→ **提供資料**:
______

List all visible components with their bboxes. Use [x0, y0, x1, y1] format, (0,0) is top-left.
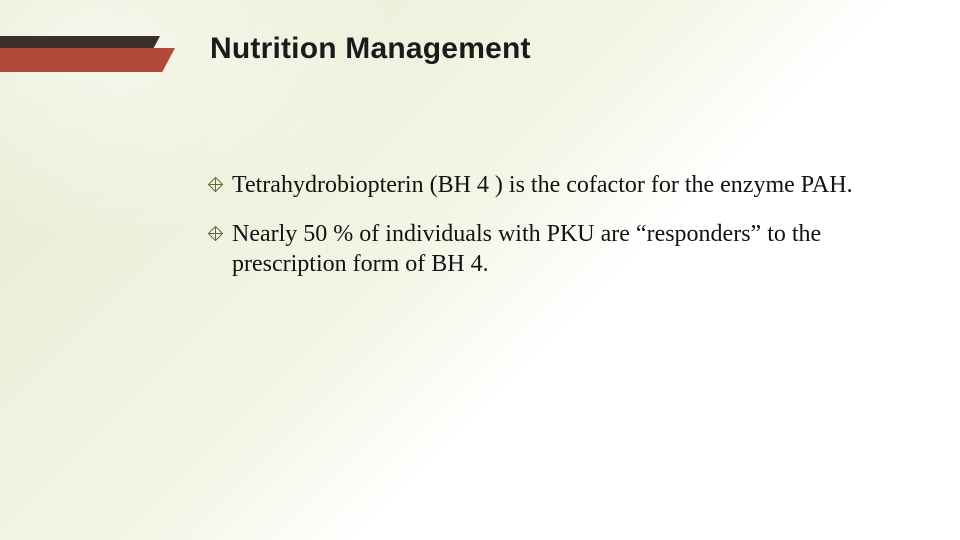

______

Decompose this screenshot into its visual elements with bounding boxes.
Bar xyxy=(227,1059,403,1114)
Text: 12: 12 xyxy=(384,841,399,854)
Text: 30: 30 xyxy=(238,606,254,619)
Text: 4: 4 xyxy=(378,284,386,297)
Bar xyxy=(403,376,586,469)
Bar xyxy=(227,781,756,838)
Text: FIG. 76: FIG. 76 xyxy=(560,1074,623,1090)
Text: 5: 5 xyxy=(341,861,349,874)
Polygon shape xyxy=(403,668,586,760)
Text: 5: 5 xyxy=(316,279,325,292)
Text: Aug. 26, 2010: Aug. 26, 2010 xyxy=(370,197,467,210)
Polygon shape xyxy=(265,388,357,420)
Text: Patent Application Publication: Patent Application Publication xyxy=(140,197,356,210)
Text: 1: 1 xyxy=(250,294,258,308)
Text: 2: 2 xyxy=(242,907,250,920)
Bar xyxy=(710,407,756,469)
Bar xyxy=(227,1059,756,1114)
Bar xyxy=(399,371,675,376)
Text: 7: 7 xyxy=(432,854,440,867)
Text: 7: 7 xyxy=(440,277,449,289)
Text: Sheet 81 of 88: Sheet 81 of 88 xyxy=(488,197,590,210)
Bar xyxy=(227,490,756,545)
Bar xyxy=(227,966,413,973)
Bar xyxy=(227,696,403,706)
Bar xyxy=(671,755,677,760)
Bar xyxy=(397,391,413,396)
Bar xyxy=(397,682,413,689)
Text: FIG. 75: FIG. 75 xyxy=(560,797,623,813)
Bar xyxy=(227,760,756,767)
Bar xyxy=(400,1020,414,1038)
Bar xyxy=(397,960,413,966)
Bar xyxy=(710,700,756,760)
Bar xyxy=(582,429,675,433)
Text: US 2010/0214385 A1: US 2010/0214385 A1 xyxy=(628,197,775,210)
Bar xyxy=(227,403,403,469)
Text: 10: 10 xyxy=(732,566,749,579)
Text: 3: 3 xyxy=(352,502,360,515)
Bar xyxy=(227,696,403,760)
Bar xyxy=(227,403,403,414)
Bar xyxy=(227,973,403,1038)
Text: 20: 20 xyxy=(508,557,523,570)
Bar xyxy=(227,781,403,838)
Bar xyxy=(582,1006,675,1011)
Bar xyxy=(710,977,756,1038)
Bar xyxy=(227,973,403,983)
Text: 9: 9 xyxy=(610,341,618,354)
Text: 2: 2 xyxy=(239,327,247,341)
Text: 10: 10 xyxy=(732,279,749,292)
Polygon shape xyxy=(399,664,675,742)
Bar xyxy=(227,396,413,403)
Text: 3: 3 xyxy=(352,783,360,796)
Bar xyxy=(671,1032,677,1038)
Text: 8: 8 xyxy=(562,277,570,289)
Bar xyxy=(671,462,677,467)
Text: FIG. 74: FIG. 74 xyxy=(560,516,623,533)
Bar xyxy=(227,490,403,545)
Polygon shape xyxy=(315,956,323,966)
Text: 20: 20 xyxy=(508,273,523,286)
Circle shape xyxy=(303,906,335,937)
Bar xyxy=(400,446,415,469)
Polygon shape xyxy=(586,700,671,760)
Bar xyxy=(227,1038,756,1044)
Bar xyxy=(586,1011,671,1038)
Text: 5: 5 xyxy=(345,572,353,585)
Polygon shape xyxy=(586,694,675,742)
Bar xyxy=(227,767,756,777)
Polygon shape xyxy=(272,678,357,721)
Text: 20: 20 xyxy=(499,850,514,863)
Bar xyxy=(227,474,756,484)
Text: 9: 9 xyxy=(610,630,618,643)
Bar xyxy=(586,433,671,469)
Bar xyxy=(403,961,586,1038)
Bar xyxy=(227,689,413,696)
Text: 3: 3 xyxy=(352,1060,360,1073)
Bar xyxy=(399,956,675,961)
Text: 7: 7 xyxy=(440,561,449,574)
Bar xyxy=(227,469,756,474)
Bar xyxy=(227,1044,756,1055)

______

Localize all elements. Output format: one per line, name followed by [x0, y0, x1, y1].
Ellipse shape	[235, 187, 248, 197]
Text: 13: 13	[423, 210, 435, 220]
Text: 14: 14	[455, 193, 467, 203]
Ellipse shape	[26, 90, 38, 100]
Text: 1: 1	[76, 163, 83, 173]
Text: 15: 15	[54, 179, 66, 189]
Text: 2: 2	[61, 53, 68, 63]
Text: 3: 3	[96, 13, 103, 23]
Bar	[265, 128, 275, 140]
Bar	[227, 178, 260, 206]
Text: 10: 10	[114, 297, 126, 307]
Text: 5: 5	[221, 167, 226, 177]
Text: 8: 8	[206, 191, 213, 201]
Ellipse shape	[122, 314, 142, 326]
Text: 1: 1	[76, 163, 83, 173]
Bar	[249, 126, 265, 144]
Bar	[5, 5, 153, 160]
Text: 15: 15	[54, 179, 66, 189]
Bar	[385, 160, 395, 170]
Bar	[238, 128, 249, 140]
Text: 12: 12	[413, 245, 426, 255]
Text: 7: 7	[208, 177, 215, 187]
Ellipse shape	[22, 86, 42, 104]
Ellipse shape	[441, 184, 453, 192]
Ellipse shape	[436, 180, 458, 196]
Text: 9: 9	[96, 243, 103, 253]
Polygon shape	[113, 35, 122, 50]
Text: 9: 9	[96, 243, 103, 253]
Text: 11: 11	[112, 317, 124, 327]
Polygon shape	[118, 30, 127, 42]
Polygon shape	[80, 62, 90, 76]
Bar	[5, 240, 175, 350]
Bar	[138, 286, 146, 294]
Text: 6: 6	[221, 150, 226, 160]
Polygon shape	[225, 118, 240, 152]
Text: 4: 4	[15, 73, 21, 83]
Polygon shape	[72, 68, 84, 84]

______

「Decompose this screenshot」を含む行から「Text: FIG. 74: FIG. 74 xyxy=(560,516,623,533)」を含む行までを、両端の行も含めて、一字も変えずにもう一度書き出せ。

→ **想定解答**:
Decompose this screenshot into its visual elements with bounding boxes.
Bar xyxy=(227,1059,403,1114)
Text: 12: 12 xyxy=(384,841,399,854)
Text: 30: 30 xyxy=(238,606,254,619)
Text: 4: 4 xyxy=(378,284,386,297)
Bar xyxy=(403,376,586,469)
Bar xyxy=(227,781,756,838)
Text: FIG. 76: FIG. 76 xyxy=(560,1074,623,1090)
Text: 5: 5 xyxy=(341,861,349,874)
Polygon shape xyxy=(403,668,586,760)
Text: 5: 5 xyxy=(316,279,325,292)
Text: Aug. 26, 2010: Aug. 26, 2010 xyxy=(370,197,467,210)
Polygon shape xyxy=(265,388,357,420)
Text: Patent Application Publication: Patent Application Publication xyxy=(140,197,356,210)
Text: 1: 1 xyxy=(250,294,258,308)
Text: 2: 2 xyxy=(242,907,250,920)
Bar xyxy=(710,407,756,469)
Bar xyxy=(227,1059,756,1114)
Bar xyxy=(399,371,675,376)
Text: 7: 7 xyxy=(432,854,440,867)
Text: 7: 7 xyxy=(440,277,449,289)
Text: Sheet 81 of 88: Sheet 81 of 88 xyxy=(488,197,590,210)
Bar xyxy=(227,490,756,545)
Bar xyxy=(227,966,413,973)
Bar xyxy=(227,696,403,706)
Bar xyxy=(671,755,677,760)
Bar xyxy=(397,391,413,396)
Bar xyxy=(397,682,413,689)
Text: FIG. 75: FIG. 75 xyxy=(560,797,623,813)
Bar xyxy=(227,760,756,767)
Bar xyxy=(400,1020,414,1038)
Bar xyxy=(397,960,413,966)
Bar xyxy=(710,700,756,760)
Bar xyxy=(582,429,675,433)
Text: US 2010/0214385 A1: US 2010/0214385 A1 xyxy=(628,197,775,210)
Bar xyxy=(227,403,403,469)
Text: 10: 10 xyxy=(732,566,749,579)
Text: 3: 3 xyxy=(352,502,360,515)
Bar xyxy=(227,696,403,760)
Bar xyxy=(227,403,403,414)
Bar xyxy=(227,973,403,1038)
Text: 20: 20 xyxy=(508,557,523,570)
Bar xyxy=(227,781,403,838)
Bar xyxy=(582,1006,675,1011)
Bar xyxy=(710,977,756,1038)
Bar xyxy=(227,973,403,983)
Text: 9: 9 xyxy=(610,341,618,354)
Text: 2: 2 xyxy=(239,327,247,341)
Text: 10: 10 xyxy=(732,279,749,292)
Polygon shape xyxy=(399,664,675,742)
Bar xyxy=(227,396,413,403)
Text: 3: 3 xyxy=(352,783,360,796)
Bar xyxy=(671,1032,677,1038)
Text: 8: 8 xyxy=(562,277,570,289)
Bar xyxy=(671,462,677,467)
Text: FIG. 74: FIG. 74 xyxy=(560,516,623,533)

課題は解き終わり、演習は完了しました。